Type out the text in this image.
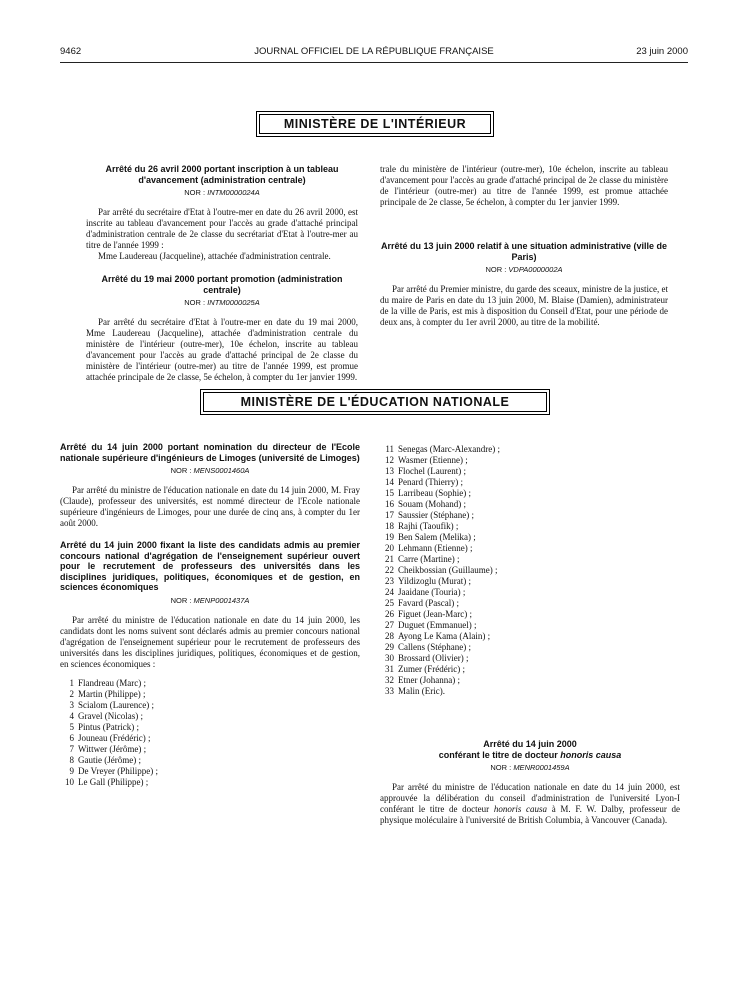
9462	JOURNAL OFFICIEL DE LA RÉPUBLIQUE FRANÇAISE	23 juin 2000
MINISTÈRE DE L'INTÉRIEUR
Arrêté du 26 avril 2000 portant inscription à un tableau d'avancement (administration centrale)
NOR : INTM0000024A

Par arrêté du secrétaire d'Etat à l'outre-mer en date du 26 avril 2000, est inscrite au tableau d'avancement pour l'accès au grade d'attaché principal d'administration centrale de 2e classe du secrétariat d'Etat à l'outre-mer au titre de l'année 1999 :

Mme Laudereau (Jacqueline), attachée d'administration centrale.

Arrêté du 19 mai 2000 portant promotion (administration centrale)
NOR : INTM0000025A

Par arrêté du secrétaire d'Etat à l'outre-mer en date du 19 mai 2000, Mme Laudereau (Jacqueline), attachée d'administration centrale du ministère de l'intérieur (outre-mer), 10e échelon, inscrite au tableau d'avancement pour l'accès au grade d'attaché principal de 2e classe du ministère de l'intérieur (outre-mer) au titre de l'année 1999, est promue attachée principale de 2e classe, 5e échelon, à compter du 1er janvier 1999.

trale du ministère de l'intérieur (outre-mer), 10e échelon, inscrite au tableau d'avancement pour l'accès au grade d'attaché principal de 2e classe du ministère de l'intérieur (outre-mer) au titre de l'année 1999, est promue attachée principale de 2e classe, 5e échelon, à compter du 1er janvier 1999.

Arrêté du 13 juin 2000 relatif à une situation administrative (ville de Paris)
NOR : VDPA0000002A

Par arrêté du Premier ministre, du garde des sceaux, ministre de la justice, et du maire de Paris en date du 13 juin 2000, M. Blaise (Damien), administrateur de la ville de Paris, est mis à disposition du Conseil d'Etat, pour une période de deux ans, à compter du 1er avril 2000, au titre de la mobilité.

MINISTÈRE DE L'ÉDUCATION NATIONALE
Arrêté du 14 juin 2000 portant nomination du directeur de l'Ecole nationale supérieure d'ingénieurs de Limoges (université de Limoges)
NOR : MENS0001460A

Par arrêté du ministre de l'éducation nationale en date du 14 juin 2000, M. Fray (Claude), professeur des universités, est nommé directeur de l'Ecole nationale supérieure d'ingénieurs de Limoges, pour une durée de cinq ans, à compter du 1er août 2000.

Arrêté du 14 juin 2000 fixant la liste des candidats admis au premier concours national d'agrégation de l'enseignement supérieur ouvert pour le recrutement de professeurs des universités dans les disciplines juridiques, politiques, économiques et de gestion, en sciences économiques
NOR : MENP0001437A

Par arrêté du ministre de l'éducation nationale en date du 14 juin 2000, les candidats dont les noms suivent sont déclarés admis au premier concours national d'agrégation de l'enseignement supérieur pour le recrutement de professeurs des universités dans les disciplines juridiques, politiques, économiques et de gestion, en sciences économiques :

1 Flandreau (Marc) ;
2 Martin (Philippe) ;
3 Scialom (Laurence) ;
4 Gravel (Nicolas) ;
5 Pintus (Patrick) ;
6 Jouneau (Frédéric) ;
7 Wittwer (Jérôme) ;
8 Gautie (Jérôme) ;
9 De Vreyer (Philippe) ;
10 Le Gall (Philippe) ;
11 Senegas (Marc-Alexandre) ;
12 Wasmer (Etienne) ;
13 Flochel (Laurent) ;
14 Penard (Thierry) ;
15 Larribeau (Sophie) ;
16 Souam (Mohand) ;
17 Saussier (Stéphane) ;
18 Rajhi (Taoufik) ;
19 Ben Salem (Melika) ;
20 Lehmann (Etienne) ;
21 Carre (Martine) ;
22 Cheikbossian (Guillaume) ;
23 Yildizoglu (Murat) ;
24 Jaaidane (Touria) ;
25 Favard (Pascal) ;
26 Figuet (Jean-Marc) ;
27 Duguet (Emmanuel) ;
28 Ayong Le Kama (Alain) ;
29 Callens (Stéphane) ;
30 Brossard (Olivier) ;
31 Zumer (Frédéric) ;
32 Etner (Johanna) ;
33 Malin (Eric).
Arrêté du 14 juin 2000
conférant le titre de docteur honoris causa
NOR : MENR0001459A

Par arrêté du ministre de l'éducation nationale en date du 14 juin 2000, est approuvée la délibération du conseil d'administration de l'université Lyon-I conférant le titre de docteur honoris causa à M. F. W. Dalby, professeur de physique moléculaire à l'université de British Columbia, à Vancouver (Canada).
============
Given task:
Leave the images out and output the remaining material exactly as it stands.

Full response:
Type out the text in this image.
9462	JOURNAL OFFICIEL DE LA RÉPUBLIQUE FRANÇAISE	23 juin 2000
MINISTÈRE DE L'INTÉRIEUR
Arrêté du 26 avril 2000 portant inscription à un tableau d'avancement (administration centrale)
NOR : INTM0000024A

Par arrêté du secrétaire d'Etat à l'outre-mer en date du 26 avril 2000, est inscrite au tableau d'avancement pour l'accès au grade d'attaché principal d'administration centrale de 2e classe du secrétariat d'Etat à l'outre-mer au titre de l'année 1999 :

Mme Laudereau (Jacqueline), attachée d'administration centrale.

Arrêté du 19 mai 2000 portant promotion (administration centrale)
NOR : INTM0000025A

Par arrêté du secrétaire d'Etat à l'outre-mer en date du 19 mai 2000, Mme Laudereau (Jacqueline), attachée d'administration centrale du ministère de l'intérieur (outre-mer), 10e échelon, inscrite au tableau d'avancement pour l'accès au grade d'attaché principal de 2e classe du ministère de l'intérieur (outre-mer) au titre de l'année 1999, est promue attachée principale de 2e classe, 5e échelon, à compter du 1er janvier 1999.

trale du ministère de l'intérieur (outre-mer), 10e échelon, inscrite au tableau d'avancement pour l'accès au grade d'attaché principal de 2e classe du ministère de l'intérieur (outre-mer) au titre de l'année 1999, est promue attachée principale de 2e classe, 5e échelon, à compter du 1er janvier 1999.

Arrêté du 13 juin 2000 relatif à une situation administrative (ville de Paris)
NOR : VDPA0000002A

Par arrêté du Premier ministre, du garde des sceaux, ministre de la justice, et du maire de Paris en date du 13 juin 2000, M. Blaise (Damien), administrateur de la ville de Paris, est mis à disposition du Conseil d'Etat, pour une période de deux ans, à compter du 1er avril 2000, au titre de la mobilité.

MINISTÈRE DE L'ÉDUCATION NATIONALE
Arrêté du 14 juin 2000 portant nomination du directeur de l'Ecole nationale supérieure d'ingénieurs de Limoges (université de Limoges)
NOR : MENS0001460A

Par arrêté du ministre de l'éducation nationale en date du 14 juin 2000, M. Fray (Claude), professeur des universités, est nommé directeur de l'Ecole nationale supérieure d'ingénieurs de Limoges, pour une durée de cinq ans, à compter du 1er août 2000.

Arrêté du 14 juin 2000 fixant la liste des candidats admis au premier concours national d'agrégation de l'enseignement supérieur ouvert pour le recrutement de professeurs des universités dans les disciplines juridiques, politiques, économiques et de gestion, en sciences économiques
NOR : MENP0001437A

Par arrêté du ministre de l'éducation nationale en date du 14 juin 2000, les candidats dont les noms suivent sont déclarés admis au premier concours national d'agrégation de l'enseignement supérieur pour le recrutement de professeurs des universités dans les disciplines juridiques, politiques, économiques et de gestion, en sciences économiques :

1 Flandreau (Marc) ;
2 Martin (Philippe) ;
3 Scialom (Laurence) ;
4 Gravel (Nicolas) ;
5 Pintus (Patrick) ;
6 Jouneau (Frédéric) ;
7 Wittwer (Jérôme) ;
8 Gautie (Jérôme) ;
9 De Vreyer (Philippe) ;
10 Le Gall (Philippe) ;
11 Senegas (Marc-Alexandre) ;
12 Wasmer (Etienne) ;
13 Flochel (Laurent) ;
14 Penard (Thierry) ;
15 Larribeau (Sophie) ;
16 Souam (Mohand) ;
17 Saussier (Stéphane) ;
18 Rajhi (Taoufik) ;
19 Ben Salem (Melika) ;
20 Lehmann (Etienne) ;
21 Carre (Martine) ;
22 Cheikbossian (Guillaume) ;
23 Yildizoglu (Murat) ;
24 Jaaidane (Touria) ;
25 Favard (Pascal) ;
26 Figuet (Jean-Marc) ;
27 Duguet (Emmanuel) ;
28 Ayong Le Kama (Alain) ;
29 Callens (Stéphane) ;
30 Brossard (Olivier) ;
31 Zumer (Frédéric) ;
32 Etner (Johanna) ;
33 Malin (Eric).
Arrêté du 14 juin 2000
conférant le titre de docteur honoris causa
NOR : MENR0001459A

Par arrêté du ministre de l'éducation nationale en date du 14 juin 2000, est approuvée la délibération du conseil d'administration de l'université Lyon-I conférant le titre de docteur honoris causa à M. F. W. Dalby, professeur de physique moléculaire à l'université de British Columbia, à Vancouver (Canada).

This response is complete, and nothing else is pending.